Provided entries
========================

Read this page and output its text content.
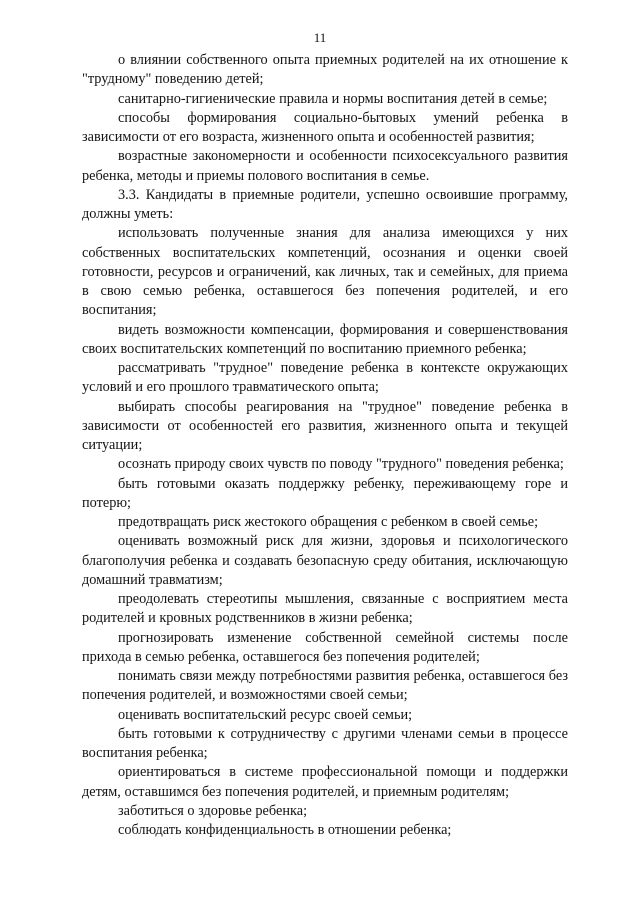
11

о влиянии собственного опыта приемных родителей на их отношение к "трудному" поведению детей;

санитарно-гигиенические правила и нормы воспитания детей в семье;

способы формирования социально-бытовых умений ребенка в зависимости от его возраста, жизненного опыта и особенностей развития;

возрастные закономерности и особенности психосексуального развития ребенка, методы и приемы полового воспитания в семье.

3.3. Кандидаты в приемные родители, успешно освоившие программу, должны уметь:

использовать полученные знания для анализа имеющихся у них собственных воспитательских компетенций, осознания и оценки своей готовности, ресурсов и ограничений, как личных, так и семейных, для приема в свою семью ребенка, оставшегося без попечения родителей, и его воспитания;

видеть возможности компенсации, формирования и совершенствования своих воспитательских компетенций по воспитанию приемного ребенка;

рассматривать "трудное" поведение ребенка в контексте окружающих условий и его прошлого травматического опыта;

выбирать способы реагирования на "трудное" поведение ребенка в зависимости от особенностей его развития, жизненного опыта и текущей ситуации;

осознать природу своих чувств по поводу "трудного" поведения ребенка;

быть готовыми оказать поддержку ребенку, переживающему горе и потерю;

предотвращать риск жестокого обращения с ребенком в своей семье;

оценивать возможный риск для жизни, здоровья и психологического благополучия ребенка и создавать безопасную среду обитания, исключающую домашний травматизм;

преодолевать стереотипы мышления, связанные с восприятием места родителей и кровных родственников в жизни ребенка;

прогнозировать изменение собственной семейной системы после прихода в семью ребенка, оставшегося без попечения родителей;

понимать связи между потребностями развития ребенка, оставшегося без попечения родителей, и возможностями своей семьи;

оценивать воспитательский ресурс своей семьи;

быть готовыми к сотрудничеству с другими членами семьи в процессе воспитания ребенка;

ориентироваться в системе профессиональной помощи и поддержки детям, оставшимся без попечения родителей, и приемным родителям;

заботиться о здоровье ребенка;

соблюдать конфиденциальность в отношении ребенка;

========================

Aim
Read through the entries and copy each line in which "способы" appears.

Solution to this problem
способы формирования социально-бытовых умений ребенка в зависимости от его возраста, жизненного опыта и особенностей развития;
выбирать способы реагирования на "трудное" поведение ребенка в зависимости от особенностей его развития, жизненного опыта и текущей ситуации;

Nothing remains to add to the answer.